• **Written exercise**
Search the data for the word "falsam" and copy every line that contains it.

(Extracted data entries)
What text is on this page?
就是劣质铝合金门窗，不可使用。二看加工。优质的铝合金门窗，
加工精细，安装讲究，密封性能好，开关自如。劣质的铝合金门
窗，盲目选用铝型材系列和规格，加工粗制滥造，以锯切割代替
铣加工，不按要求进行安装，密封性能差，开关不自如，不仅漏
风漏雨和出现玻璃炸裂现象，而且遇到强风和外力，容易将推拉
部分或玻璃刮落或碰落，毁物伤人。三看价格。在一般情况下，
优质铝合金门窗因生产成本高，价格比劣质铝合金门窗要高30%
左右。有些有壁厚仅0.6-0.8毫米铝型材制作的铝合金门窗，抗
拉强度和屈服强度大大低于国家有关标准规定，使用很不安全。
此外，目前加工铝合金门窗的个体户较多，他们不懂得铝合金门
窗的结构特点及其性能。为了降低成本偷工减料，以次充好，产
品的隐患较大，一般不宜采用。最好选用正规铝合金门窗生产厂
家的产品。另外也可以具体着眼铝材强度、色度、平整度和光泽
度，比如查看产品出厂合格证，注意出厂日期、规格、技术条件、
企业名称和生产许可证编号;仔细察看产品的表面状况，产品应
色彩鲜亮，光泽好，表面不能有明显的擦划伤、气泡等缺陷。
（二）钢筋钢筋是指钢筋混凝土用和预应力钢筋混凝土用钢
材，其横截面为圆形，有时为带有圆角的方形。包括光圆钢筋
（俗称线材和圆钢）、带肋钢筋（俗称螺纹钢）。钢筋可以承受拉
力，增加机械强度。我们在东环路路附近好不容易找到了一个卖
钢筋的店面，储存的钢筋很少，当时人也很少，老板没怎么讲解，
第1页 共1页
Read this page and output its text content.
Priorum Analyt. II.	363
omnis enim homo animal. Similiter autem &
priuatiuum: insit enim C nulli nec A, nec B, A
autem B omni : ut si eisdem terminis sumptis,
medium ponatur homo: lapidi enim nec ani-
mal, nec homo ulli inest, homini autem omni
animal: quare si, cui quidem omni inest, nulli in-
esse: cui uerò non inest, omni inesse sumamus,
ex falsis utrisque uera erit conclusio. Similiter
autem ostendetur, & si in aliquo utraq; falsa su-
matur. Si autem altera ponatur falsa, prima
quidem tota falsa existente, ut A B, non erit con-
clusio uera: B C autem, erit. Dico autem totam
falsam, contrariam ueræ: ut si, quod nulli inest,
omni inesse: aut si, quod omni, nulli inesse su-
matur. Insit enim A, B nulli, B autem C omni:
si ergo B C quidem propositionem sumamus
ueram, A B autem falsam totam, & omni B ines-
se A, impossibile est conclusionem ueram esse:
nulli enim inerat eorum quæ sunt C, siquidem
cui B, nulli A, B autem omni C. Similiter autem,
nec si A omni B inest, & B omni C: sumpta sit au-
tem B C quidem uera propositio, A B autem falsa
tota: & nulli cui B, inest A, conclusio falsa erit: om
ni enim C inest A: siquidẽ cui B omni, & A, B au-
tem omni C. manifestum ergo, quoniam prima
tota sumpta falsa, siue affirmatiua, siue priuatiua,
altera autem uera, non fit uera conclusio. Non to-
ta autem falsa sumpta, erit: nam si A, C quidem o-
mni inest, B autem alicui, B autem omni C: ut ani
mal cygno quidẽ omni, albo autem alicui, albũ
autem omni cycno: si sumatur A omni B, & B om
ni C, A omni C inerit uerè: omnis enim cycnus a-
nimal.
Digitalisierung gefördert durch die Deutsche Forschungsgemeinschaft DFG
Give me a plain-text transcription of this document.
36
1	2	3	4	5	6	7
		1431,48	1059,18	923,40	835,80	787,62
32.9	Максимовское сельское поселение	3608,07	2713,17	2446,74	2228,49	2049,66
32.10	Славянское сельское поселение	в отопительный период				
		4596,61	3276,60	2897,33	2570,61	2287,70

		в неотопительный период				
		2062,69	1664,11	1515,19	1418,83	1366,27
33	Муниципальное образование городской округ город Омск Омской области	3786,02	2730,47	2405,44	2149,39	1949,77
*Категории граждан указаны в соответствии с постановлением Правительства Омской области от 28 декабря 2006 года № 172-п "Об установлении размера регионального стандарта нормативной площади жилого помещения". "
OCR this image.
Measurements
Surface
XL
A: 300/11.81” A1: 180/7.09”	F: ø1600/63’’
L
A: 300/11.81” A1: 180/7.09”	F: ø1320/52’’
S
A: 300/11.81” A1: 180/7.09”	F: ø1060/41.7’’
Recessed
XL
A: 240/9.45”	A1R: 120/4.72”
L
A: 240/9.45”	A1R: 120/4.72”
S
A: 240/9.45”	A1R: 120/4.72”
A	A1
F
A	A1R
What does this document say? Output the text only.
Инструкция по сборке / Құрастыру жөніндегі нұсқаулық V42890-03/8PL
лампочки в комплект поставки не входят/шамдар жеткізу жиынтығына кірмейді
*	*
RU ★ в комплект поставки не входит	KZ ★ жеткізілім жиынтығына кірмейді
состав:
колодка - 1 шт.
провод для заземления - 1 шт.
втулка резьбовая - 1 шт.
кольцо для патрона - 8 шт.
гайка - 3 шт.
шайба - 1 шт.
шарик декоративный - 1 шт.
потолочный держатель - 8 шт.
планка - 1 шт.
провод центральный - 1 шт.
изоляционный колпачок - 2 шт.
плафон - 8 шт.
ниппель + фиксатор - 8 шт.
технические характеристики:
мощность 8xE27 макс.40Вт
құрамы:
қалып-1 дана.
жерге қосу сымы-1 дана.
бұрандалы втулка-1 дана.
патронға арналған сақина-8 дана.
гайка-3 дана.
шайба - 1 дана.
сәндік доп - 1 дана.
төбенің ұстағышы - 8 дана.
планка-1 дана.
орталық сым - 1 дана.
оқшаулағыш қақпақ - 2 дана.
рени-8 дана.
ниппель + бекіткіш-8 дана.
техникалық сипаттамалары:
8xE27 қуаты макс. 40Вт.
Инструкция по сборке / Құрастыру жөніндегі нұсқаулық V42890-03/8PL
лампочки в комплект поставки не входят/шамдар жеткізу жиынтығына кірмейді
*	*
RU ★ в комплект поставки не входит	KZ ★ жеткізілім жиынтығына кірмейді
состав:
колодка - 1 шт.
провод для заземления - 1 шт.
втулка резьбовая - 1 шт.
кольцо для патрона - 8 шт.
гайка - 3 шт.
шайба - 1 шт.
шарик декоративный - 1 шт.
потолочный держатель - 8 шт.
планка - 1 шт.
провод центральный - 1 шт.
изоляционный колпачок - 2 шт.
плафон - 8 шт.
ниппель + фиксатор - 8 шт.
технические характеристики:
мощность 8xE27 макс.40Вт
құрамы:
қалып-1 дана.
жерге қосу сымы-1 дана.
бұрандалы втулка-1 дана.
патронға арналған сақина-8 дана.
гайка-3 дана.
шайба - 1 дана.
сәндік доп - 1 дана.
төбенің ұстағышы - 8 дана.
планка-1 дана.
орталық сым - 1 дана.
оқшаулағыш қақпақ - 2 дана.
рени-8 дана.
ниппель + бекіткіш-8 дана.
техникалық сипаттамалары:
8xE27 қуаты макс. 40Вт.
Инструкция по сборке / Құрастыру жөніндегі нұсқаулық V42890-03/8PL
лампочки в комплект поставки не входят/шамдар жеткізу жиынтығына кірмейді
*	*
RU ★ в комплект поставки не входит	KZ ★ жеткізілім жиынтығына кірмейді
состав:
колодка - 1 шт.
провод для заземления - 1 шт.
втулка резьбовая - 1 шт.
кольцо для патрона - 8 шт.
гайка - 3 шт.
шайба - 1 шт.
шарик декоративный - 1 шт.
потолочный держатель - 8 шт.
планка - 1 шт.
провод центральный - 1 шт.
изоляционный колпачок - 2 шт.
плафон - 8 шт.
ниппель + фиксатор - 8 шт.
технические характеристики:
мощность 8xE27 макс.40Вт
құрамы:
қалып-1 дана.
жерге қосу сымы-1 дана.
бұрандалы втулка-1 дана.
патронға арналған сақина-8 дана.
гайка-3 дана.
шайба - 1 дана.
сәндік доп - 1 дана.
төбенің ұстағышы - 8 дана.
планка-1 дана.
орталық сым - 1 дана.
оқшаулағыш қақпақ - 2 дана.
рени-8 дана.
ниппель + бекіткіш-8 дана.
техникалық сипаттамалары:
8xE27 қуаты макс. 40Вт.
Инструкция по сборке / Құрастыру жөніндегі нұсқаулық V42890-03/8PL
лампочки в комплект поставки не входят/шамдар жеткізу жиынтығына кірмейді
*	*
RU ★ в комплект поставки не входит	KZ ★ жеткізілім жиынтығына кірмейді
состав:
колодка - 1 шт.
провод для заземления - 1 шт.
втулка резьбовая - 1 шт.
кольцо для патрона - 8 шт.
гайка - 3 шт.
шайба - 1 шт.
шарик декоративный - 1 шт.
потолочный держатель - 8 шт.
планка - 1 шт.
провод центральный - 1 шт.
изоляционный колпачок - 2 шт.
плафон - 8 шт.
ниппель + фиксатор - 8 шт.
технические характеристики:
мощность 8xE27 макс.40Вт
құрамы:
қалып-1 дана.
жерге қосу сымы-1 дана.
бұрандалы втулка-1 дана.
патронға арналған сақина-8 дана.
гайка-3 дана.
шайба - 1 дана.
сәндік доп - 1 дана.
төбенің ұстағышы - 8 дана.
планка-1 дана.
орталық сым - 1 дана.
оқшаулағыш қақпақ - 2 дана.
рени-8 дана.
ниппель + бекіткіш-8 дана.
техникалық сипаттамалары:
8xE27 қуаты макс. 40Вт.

• **Full solution**
falsam, contrariam ueræ: ut si, quod nulli inest,
ueram, A B autem falsam totam, & omni B ines-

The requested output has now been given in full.